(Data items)
......
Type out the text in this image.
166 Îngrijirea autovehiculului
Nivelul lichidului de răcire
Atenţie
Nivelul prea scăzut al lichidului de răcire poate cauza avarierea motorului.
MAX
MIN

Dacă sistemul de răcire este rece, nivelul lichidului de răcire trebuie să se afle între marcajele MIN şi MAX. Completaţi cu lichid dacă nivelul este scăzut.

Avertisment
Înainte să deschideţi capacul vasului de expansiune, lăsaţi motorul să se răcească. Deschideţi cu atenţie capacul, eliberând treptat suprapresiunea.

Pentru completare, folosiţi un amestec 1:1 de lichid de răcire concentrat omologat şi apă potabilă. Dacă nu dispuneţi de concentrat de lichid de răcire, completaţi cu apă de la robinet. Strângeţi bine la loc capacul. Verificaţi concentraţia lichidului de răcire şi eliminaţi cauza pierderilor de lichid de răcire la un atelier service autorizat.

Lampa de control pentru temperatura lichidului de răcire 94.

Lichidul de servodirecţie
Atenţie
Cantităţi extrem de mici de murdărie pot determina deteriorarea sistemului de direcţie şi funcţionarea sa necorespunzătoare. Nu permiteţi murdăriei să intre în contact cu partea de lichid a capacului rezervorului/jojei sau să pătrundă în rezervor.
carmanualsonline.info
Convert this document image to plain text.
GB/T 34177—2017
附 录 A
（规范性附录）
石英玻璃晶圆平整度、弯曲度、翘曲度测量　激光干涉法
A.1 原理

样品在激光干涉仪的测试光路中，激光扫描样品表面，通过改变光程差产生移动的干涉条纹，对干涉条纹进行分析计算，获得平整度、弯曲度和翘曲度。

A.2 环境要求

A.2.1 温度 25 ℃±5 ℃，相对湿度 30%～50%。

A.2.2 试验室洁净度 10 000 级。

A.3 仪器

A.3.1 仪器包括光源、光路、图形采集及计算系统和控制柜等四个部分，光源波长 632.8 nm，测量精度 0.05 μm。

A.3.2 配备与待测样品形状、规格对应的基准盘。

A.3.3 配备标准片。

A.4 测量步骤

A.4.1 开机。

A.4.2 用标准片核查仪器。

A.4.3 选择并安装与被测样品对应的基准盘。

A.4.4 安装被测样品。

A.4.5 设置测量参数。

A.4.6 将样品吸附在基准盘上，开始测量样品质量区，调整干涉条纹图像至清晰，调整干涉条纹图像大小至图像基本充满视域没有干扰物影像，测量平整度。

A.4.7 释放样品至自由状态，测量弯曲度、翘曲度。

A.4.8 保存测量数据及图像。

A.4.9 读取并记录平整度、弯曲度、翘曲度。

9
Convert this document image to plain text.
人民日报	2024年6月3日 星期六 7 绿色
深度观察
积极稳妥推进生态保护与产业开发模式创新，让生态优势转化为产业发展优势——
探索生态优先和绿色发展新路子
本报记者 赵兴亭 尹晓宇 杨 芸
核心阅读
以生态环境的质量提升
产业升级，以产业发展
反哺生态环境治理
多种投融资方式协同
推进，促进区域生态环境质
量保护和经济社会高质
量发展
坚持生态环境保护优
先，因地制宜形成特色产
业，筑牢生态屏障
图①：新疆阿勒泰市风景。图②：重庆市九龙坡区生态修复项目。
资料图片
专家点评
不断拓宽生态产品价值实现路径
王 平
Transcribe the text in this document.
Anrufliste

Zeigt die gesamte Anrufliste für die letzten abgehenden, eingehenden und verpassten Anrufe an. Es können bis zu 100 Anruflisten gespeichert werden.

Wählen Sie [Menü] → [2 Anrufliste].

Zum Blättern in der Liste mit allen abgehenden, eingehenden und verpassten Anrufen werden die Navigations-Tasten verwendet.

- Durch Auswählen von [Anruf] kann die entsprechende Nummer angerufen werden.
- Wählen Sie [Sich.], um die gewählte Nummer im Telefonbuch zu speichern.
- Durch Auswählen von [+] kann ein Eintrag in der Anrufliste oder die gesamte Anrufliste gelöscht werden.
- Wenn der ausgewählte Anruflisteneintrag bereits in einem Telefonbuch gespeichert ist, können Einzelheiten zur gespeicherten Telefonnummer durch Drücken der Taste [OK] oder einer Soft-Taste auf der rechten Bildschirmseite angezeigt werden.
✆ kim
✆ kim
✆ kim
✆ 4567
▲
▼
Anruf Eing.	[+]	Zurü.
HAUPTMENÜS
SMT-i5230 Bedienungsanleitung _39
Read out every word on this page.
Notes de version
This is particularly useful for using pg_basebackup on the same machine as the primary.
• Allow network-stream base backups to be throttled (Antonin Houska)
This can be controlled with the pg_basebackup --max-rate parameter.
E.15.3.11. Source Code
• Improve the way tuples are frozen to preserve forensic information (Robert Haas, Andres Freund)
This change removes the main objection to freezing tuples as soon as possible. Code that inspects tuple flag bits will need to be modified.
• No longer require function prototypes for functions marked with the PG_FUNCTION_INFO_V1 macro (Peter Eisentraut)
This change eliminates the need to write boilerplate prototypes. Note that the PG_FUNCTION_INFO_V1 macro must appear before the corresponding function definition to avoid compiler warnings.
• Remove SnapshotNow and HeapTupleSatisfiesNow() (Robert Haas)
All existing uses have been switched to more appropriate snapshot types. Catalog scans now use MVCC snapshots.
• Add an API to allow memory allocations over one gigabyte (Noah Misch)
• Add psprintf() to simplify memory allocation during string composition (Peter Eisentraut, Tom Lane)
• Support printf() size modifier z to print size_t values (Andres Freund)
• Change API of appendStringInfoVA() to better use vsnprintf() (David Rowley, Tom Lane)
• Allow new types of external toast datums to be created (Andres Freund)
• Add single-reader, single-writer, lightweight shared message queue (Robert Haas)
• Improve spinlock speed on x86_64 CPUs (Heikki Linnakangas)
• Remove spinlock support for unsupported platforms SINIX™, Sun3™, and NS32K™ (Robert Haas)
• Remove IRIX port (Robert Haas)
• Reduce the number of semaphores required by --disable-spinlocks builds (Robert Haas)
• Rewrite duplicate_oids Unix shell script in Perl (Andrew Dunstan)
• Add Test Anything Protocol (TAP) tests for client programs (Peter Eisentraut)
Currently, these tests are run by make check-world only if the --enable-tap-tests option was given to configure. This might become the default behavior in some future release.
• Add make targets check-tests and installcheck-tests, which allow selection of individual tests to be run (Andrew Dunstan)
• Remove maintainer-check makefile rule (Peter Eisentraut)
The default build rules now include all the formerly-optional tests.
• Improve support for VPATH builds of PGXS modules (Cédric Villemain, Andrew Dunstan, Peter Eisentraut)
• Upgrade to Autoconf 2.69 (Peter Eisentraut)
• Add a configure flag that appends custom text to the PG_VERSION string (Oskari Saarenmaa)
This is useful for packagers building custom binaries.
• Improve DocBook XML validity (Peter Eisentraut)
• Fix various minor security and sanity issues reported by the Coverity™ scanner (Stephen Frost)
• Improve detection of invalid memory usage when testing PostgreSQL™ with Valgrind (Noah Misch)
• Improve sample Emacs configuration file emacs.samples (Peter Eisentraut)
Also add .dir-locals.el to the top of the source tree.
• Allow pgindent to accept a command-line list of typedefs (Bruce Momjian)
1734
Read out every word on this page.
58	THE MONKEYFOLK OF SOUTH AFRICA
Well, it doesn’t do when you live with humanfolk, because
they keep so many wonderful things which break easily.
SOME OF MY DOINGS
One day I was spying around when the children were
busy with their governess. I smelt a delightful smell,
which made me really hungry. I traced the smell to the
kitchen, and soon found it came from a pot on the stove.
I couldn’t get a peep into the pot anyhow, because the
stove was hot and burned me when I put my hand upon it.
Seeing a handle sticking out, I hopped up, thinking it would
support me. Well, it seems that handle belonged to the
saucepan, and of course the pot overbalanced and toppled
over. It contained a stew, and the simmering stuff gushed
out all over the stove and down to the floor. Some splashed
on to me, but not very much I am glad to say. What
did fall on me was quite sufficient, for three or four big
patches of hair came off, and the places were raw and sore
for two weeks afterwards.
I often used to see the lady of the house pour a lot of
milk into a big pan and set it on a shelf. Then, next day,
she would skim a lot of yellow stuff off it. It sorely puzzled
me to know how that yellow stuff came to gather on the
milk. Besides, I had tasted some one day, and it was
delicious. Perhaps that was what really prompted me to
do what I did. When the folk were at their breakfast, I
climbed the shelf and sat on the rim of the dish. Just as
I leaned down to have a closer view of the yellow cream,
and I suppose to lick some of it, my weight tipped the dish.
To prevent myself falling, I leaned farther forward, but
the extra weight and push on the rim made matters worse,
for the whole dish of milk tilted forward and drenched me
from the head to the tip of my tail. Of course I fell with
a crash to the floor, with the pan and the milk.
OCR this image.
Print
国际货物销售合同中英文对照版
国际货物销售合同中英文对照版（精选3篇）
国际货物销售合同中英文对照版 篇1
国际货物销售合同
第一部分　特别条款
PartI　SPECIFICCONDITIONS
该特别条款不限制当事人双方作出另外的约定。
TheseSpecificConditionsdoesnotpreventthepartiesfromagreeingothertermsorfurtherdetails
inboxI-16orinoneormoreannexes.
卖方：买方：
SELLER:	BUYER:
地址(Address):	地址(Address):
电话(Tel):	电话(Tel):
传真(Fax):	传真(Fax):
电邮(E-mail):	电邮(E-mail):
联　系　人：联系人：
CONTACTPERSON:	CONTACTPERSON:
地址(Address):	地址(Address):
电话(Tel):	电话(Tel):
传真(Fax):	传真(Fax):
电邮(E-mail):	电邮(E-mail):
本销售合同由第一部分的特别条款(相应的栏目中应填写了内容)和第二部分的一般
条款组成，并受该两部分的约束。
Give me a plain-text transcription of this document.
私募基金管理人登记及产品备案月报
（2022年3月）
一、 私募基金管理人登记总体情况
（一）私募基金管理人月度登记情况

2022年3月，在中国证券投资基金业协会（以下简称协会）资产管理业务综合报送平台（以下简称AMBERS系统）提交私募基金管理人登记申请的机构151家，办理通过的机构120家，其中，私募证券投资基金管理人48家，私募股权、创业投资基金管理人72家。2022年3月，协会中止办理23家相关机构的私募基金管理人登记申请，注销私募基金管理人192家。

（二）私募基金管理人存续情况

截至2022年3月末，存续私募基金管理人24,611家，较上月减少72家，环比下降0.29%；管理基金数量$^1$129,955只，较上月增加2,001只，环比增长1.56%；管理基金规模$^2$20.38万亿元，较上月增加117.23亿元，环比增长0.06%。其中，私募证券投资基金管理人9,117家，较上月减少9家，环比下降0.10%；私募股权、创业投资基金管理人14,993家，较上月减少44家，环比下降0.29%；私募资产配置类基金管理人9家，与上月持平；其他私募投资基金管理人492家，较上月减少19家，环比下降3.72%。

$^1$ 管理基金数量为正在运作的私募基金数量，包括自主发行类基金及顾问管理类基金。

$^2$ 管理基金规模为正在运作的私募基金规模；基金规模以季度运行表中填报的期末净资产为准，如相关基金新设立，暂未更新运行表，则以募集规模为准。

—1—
......
== Exercise requirements ==
In the records above, locate every line with the string "eingehenden" and copy it.

== The result ==
Zeigt die gesamte Anrufliste für die letzten abgehenden, eingehenden und verpassten Anrufe an. Es können bis zu 100 Anruflisten gespeichert werden.
Zum Blättern in der Liste mit allen abgehenden, eingehenden und verpassten Anrufen werden die Navigations-Tasten verwendet.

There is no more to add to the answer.